Records from a dataset
════════════════

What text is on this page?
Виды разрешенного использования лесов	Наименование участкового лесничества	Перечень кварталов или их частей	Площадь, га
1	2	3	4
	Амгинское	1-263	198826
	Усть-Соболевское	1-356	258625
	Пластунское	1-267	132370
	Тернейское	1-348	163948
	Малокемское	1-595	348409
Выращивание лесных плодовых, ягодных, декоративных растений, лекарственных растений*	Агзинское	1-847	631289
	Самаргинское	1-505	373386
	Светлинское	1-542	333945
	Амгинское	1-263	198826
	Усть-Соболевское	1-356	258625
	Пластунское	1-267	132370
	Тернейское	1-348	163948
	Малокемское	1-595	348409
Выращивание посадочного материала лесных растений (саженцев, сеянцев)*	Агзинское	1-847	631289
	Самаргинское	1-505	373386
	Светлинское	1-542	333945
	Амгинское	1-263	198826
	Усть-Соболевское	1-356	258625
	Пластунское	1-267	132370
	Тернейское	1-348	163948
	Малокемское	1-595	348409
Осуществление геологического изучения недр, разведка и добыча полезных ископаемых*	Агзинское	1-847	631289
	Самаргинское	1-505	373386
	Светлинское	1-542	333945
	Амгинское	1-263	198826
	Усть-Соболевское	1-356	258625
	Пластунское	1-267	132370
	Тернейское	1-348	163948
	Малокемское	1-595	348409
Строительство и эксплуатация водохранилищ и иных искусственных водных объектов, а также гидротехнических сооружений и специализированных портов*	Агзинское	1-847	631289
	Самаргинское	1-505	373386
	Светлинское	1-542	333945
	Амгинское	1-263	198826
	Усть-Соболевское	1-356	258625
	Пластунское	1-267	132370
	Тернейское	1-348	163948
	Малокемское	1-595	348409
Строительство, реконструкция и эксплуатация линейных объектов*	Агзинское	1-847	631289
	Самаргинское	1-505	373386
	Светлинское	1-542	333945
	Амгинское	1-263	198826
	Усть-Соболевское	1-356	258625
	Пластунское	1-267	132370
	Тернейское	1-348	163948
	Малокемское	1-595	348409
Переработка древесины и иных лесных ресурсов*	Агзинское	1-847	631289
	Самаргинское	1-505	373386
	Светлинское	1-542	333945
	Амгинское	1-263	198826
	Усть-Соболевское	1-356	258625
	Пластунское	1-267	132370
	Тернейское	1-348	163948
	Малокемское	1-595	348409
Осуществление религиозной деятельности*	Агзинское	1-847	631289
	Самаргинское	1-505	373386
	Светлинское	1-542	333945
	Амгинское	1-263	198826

════════════════

- EXERCISE DESCRIPTION
In full and verbatim, repeat the records given above.

- RESPONSE TO THE EXERCISE
What text is on this page?
Виды разрешенного использования лесов	Наименование участкового лесничества	Перечень кварталов или их частей	Площадь, га
1	2	3	4
	Амгинское	1-263	198826
	Усть-Соболевское	1-356	258625
	Пластунское	1-267	132370
	Тернейское	1-348	163948
	Малокемское	1-595	348409
Выращивание лесных плодовых, ягодных, декоративных растений, лекарственных растений*	Агзинское	1-847	631289
	Самаргинское	1-505	373386
	Светлинское	1-542	333945
	Амгинское	1-263	198826
	Усть-Соболевское	1-356	258625
	Пластунское	1-267	132370
	Тернейское	1-348	163948
	Малокемское	1-595	348409
Выращивание посадочного материала лесных растений (саженцев, сеянцев)*	Агзинское	1-847	631289
	Самаргинское	1-505	373386
	Светлинское	1-542	333945
	Амгинское	1-263	198826
	Усть-Соболевское	1-356	258625
	Пластунское	1-267	132370
	Тернейское	1-348	163948
	Малокемское	1-595	348409
Осуществление геологического изучения недр, разведка и добыча полезных ископаемых*	Агзинское	1-847	631289
	Самаргинское	1-505	373386
	Светлинское	1-542	333945
	Амгинское	1-263	198826
	Усть-Соболевское	1-356	258625
	Пластунское	1-267	132370
	Тернейское	1-348	163948
	Малокемское	1-595	348409
Строительство и эксплуатация водохранилищ и иных искусственных водных объектов, а также гидротехнических сооружений и специализированных портов*	Агзинское	1-847	631289
	Самаргинское	1-505	373386
	Светлинское	1-542	333945
	Амгинское	1-263	198826
	Усть-Соболевское	1-356	258625
	Пластунское	1-267	132370
	Тернейское	1-348	163948
	Малокемское	1-595	348409
Строительство, реконструкция и эксплуатация линейных объектов*	Агзинское	1-847	631289
	Самаргинское	1-505	373386
	Светлинское	1-542	333945
	Амгинское	1-263	198826
	Усть-Соболевское	1-356	258625
	Пластунское	1-267	132370
	Тернейское	1-348	163948
	Малокемское	1-595	348409
Переработка древесины и иных лесных ресурсов*	Агзинское	1-847	631289
	Самаргинское	1-505	373386
	Светлинское	1-542	333945
	Амгинское	1-263	198826
	Усть-Соболевское	1-356	258625
	Пластунское	1-267	132370
	Тернейское	1-348	163948
	Малокемское	1-595	348409
Осуществление религиозной деятельности*	Агзинское	1-847	631289
	Самаргинское	1-505	373386
	Светлинское	1-542	333945
	Амгинское	1-263	198826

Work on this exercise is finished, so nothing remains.